Return every line below in which "value" appears.

-------- DATASET ROWS

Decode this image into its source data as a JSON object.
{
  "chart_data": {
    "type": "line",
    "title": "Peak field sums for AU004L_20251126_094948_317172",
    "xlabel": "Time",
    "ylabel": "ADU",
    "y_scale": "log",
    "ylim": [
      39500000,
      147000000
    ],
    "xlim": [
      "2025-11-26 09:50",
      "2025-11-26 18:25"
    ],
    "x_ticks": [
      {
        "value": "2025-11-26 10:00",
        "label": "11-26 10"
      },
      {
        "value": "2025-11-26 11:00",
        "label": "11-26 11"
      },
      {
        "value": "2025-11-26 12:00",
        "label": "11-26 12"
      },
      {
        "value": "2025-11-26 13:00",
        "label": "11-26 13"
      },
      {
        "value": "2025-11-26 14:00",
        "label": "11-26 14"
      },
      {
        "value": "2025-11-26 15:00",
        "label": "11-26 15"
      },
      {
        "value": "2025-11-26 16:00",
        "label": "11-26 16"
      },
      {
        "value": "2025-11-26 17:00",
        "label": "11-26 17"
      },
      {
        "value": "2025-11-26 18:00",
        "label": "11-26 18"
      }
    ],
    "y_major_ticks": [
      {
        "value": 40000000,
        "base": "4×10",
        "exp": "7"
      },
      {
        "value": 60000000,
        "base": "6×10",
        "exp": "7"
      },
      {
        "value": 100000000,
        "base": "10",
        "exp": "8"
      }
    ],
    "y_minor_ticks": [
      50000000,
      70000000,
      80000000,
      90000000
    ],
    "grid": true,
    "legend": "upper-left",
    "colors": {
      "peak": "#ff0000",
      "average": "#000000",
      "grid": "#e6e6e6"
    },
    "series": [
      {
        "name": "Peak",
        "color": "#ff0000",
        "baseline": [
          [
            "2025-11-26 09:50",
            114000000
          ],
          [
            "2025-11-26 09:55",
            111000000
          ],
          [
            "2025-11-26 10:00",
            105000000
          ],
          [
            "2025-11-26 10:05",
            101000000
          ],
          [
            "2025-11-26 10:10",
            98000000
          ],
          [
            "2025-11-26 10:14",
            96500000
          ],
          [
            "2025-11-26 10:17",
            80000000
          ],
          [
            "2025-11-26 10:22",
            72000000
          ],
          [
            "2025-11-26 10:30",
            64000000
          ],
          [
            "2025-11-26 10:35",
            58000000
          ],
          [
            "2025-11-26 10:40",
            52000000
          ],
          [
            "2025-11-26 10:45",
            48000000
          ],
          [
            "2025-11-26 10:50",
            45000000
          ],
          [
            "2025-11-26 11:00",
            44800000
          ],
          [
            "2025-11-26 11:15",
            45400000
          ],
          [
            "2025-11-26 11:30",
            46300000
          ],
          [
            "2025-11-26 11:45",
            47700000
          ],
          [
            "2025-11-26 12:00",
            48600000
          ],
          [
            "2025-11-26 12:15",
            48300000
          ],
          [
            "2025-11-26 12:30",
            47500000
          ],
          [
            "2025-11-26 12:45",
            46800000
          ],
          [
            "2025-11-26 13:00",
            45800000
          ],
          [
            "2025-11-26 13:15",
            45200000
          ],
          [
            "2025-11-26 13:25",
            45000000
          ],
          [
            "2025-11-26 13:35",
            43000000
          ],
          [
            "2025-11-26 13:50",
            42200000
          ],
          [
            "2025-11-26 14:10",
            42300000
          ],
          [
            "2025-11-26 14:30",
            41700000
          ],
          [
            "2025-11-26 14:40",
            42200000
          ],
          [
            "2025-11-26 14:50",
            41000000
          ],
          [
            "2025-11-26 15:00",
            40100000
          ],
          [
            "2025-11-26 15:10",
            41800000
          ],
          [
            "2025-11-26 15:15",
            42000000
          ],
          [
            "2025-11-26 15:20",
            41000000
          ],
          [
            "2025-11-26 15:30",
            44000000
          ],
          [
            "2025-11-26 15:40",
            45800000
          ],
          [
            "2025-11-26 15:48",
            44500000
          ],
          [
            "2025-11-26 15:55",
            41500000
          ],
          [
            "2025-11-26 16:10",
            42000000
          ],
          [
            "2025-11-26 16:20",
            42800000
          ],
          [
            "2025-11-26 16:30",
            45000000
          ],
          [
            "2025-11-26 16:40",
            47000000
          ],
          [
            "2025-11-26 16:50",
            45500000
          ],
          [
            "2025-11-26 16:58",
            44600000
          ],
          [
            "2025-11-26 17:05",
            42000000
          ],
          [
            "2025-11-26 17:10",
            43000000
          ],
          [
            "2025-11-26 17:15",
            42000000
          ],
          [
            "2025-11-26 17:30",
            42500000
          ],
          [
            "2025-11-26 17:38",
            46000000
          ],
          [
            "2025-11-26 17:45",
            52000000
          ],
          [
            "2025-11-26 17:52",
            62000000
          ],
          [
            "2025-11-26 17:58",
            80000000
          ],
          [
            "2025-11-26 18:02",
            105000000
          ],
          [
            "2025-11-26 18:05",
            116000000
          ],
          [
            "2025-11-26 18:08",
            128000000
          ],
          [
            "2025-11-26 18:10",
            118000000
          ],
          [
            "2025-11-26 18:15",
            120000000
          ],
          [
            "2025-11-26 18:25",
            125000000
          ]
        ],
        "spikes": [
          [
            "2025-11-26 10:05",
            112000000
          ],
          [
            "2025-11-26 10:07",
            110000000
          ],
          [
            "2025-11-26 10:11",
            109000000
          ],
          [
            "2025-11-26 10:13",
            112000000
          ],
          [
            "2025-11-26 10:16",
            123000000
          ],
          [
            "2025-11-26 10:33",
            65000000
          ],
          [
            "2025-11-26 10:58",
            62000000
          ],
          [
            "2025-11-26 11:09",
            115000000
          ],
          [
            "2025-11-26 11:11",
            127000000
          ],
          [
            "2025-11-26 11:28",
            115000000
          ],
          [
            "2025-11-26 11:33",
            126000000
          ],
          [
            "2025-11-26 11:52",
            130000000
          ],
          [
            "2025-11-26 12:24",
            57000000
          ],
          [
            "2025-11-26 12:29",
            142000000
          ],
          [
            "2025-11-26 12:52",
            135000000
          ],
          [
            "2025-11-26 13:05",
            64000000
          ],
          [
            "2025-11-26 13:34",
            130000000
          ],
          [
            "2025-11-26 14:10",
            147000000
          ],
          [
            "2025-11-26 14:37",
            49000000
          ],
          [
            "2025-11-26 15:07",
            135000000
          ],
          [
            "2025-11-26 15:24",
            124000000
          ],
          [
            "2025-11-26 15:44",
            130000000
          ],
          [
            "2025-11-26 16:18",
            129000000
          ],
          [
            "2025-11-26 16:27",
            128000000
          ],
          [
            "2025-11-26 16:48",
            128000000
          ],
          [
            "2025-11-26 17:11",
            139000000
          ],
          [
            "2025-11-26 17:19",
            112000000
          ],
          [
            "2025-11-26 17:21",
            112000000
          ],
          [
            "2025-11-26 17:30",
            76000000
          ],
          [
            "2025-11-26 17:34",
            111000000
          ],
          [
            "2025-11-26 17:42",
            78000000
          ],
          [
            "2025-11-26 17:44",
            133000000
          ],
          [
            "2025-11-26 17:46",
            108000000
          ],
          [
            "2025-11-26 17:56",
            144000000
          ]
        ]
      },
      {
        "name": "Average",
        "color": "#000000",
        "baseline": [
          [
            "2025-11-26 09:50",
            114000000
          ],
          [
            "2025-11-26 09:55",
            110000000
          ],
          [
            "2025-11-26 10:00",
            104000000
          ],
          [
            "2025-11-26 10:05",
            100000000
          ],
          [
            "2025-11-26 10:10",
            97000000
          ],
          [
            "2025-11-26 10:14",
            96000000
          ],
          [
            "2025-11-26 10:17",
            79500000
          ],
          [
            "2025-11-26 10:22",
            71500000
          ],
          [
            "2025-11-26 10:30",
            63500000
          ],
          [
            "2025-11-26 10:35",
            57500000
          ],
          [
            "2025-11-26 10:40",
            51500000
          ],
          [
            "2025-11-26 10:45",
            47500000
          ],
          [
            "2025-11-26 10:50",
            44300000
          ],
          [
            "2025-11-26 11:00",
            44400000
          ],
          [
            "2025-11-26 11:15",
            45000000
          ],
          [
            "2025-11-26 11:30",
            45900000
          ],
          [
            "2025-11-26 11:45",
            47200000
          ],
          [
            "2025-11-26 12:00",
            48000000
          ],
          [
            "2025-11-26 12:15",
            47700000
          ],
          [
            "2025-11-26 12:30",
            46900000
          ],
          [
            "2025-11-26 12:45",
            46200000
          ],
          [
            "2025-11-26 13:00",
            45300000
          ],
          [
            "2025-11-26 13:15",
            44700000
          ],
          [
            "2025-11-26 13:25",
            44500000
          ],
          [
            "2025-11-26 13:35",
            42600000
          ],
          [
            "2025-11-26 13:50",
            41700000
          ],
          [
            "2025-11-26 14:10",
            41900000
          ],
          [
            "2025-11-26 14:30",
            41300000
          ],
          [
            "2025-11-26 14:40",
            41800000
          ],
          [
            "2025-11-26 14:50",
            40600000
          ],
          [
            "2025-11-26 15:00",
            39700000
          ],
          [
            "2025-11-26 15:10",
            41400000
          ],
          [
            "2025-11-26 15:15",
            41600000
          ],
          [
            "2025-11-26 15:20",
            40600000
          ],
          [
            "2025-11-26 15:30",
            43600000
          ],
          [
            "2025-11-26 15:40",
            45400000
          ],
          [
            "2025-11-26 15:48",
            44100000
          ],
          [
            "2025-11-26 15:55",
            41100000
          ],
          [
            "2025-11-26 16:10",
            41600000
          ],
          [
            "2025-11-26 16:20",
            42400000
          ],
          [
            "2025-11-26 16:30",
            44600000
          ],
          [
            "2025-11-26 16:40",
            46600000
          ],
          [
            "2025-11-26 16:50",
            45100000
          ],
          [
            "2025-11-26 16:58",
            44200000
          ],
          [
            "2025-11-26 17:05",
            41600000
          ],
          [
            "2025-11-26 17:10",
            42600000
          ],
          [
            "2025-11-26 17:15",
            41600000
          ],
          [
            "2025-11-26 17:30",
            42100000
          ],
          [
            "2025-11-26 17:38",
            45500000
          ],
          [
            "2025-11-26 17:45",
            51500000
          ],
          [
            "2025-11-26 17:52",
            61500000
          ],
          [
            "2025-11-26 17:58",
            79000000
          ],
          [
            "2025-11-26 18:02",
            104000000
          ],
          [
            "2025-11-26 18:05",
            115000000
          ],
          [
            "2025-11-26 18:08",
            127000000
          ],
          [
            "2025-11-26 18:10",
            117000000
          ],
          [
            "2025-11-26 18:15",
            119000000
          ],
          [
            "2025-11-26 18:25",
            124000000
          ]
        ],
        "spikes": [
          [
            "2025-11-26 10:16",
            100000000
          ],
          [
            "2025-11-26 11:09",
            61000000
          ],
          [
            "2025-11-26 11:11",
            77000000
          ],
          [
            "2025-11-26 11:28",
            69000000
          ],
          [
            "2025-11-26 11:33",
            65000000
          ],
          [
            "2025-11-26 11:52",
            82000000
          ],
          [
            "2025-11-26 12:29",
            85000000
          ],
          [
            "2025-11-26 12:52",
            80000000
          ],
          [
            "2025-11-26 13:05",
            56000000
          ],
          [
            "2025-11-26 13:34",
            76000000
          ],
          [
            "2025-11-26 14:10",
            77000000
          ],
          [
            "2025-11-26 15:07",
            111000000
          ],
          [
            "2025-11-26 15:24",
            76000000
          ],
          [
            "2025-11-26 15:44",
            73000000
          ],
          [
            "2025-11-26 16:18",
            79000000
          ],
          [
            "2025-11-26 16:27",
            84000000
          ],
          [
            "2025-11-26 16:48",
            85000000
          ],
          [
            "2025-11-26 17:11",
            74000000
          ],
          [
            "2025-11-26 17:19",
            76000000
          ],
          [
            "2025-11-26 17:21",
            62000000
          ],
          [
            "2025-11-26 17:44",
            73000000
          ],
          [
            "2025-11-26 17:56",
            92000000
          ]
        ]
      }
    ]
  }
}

----------------

## EXERCISE RESPONSE
        "value": "2025-11-26 10:00",
        "value": "2025-11-26 11:00",
        "value": "2025-11-26 12:00",
        "value": "2025-11-26 13:00",
        "value": "2025-11-26 14:00",
        "value": "2025-11-26 15:00",
        "value": "2025-11-26 16:00",
        "value": "2025-11-26 17:00",
        "value": "2025-11-26 18:00",
        "value": 40000000,
        "value": 60000000,
        "value": 100000000,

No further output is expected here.